Dataset:
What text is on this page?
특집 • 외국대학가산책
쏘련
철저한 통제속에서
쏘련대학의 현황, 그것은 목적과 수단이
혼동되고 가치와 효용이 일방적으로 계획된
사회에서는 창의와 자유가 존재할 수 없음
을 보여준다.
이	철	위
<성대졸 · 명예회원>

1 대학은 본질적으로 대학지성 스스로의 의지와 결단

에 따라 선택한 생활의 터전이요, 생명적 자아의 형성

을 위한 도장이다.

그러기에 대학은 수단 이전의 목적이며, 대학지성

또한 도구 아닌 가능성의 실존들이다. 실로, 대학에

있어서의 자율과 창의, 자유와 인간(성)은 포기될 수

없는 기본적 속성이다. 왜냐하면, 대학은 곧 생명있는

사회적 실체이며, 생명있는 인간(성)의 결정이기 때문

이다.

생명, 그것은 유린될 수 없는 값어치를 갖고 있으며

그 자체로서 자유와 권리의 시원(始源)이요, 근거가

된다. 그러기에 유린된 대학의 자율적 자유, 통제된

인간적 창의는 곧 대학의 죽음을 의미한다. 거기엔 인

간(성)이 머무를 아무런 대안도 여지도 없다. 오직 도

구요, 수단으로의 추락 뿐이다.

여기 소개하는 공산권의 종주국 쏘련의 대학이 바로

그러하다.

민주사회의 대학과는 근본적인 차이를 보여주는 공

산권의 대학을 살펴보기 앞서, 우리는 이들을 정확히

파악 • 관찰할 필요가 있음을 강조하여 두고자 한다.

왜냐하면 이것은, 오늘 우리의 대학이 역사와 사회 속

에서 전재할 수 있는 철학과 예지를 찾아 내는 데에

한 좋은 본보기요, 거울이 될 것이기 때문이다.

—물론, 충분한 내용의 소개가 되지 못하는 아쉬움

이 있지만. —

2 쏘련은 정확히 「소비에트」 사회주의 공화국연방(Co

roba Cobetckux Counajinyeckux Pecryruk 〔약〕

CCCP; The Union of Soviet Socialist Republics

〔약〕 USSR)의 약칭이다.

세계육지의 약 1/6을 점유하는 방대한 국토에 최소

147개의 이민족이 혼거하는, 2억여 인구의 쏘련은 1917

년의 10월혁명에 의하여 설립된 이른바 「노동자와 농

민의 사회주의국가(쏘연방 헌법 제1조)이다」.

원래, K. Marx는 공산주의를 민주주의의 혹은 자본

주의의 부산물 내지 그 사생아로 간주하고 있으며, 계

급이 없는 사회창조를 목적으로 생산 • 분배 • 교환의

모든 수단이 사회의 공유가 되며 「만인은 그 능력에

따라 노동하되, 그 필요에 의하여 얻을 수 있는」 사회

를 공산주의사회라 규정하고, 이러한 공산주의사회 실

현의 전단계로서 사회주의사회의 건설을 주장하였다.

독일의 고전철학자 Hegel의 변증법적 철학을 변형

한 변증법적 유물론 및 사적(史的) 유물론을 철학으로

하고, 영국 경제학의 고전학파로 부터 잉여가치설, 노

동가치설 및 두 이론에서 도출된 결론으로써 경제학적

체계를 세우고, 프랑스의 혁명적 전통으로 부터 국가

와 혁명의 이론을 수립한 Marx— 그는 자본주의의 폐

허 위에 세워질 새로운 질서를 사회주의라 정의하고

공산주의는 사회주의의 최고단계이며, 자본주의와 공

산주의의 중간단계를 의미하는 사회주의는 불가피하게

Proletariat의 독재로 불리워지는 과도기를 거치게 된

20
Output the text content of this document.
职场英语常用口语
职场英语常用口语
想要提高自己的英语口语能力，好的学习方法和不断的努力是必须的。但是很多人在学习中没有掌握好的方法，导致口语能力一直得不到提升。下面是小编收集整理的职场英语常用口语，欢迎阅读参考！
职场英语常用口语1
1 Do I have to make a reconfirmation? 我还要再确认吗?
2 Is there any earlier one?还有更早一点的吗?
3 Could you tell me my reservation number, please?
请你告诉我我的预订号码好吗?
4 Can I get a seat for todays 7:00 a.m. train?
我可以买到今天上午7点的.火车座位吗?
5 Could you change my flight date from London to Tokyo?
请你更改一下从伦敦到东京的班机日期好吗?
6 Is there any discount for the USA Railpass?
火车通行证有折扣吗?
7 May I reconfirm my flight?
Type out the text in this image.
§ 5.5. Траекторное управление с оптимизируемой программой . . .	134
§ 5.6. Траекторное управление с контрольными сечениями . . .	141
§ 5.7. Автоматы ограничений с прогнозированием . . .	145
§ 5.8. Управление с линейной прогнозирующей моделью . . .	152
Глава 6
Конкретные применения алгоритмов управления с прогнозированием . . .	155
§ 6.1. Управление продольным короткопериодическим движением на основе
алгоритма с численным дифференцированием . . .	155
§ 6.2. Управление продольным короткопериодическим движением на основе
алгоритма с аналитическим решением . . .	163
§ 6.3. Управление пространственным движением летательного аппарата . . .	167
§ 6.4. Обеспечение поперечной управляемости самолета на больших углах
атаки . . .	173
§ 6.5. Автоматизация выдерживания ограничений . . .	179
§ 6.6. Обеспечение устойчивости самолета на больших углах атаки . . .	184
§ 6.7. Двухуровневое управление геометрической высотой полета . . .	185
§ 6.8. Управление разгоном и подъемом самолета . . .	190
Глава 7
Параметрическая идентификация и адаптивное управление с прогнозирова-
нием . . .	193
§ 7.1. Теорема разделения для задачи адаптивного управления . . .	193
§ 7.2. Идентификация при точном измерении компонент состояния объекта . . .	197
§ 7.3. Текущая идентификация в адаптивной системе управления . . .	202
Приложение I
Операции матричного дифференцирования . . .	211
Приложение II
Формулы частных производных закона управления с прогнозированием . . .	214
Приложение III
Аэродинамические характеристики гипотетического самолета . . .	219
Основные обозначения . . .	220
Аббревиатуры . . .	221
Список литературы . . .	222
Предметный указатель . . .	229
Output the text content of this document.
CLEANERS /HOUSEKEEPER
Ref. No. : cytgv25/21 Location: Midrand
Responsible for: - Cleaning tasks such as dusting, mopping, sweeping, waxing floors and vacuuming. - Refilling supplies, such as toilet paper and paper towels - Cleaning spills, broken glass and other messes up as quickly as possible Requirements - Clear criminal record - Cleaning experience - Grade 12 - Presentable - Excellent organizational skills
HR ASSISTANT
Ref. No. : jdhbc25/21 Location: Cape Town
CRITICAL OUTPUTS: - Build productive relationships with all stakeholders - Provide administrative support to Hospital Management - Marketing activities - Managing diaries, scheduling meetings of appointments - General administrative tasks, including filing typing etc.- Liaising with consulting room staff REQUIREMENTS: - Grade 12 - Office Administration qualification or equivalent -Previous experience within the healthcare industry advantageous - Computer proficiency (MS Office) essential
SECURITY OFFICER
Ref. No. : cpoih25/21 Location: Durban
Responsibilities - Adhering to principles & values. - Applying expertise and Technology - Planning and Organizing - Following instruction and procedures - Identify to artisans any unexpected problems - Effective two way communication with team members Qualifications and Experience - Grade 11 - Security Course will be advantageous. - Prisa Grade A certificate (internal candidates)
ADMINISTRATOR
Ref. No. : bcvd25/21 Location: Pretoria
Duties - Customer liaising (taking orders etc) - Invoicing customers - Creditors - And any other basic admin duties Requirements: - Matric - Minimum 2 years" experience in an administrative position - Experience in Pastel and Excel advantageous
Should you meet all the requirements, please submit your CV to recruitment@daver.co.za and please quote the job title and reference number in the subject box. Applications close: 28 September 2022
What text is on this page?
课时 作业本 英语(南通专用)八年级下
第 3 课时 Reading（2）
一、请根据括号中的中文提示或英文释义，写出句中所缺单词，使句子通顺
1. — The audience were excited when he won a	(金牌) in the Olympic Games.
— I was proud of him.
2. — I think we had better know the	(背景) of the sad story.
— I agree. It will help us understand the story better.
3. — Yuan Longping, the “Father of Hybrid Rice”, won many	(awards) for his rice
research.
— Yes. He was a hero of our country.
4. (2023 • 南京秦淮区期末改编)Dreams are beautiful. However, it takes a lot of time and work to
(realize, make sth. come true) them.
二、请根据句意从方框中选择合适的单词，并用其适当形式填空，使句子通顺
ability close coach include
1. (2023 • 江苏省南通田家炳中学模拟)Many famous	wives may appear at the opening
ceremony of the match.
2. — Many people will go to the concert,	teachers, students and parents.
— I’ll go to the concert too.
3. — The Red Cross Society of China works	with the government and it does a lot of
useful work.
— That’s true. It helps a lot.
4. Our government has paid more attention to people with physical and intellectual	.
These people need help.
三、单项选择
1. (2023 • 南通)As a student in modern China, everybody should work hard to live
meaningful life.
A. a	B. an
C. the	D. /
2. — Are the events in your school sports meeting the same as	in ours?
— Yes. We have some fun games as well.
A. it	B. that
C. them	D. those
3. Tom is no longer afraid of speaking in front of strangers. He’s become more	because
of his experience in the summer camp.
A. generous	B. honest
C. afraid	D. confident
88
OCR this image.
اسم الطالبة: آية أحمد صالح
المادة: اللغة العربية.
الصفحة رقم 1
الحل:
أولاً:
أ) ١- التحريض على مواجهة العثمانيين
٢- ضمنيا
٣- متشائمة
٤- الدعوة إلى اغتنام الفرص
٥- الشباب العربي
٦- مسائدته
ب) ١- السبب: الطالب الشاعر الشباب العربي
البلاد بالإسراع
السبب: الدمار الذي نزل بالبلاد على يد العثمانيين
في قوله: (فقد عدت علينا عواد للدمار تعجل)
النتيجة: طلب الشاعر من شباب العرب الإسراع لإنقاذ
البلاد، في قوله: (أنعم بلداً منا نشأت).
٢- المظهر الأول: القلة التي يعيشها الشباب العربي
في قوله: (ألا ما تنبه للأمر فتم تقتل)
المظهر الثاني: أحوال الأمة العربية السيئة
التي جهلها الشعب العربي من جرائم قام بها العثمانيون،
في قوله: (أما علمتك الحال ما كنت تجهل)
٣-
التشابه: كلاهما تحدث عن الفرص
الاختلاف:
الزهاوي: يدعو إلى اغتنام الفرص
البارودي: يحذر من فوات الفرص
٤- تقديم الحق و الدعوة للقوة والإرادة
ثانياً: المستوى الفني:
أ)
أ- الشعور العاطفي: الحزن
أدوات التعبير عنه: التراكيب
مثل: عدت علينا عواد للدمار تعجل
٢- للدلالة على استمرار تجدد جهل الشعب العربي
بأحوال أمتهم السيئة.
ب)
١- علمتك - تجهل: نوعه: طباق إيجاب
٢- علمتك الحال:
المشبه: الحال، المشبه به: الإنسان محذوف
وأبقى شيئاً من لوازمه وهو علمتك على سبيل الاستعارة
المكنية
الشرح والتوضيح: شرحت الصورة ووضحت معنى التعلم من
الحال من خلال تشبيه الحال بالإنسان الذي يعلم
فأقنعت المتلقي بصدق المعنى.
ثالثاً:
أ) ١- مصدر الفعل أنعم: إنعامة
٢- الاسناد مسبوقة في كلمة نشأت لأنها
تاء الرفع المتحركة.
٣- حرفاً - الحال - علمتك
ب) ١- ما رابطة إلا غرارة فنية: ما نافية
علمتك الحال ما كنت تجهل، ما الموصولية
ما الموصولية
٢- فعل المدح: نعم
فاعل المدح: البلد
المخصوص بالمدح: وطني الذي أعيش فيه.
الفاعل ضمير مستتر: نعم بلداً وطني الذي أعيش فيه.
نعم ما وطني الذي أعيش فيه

What is expected: Filter out all lines lacking the word "الموصولية" and copy the rest.

Solved problem:
علمتك الحال ما كنت تجهل، ما الموصولية
ما الموصولية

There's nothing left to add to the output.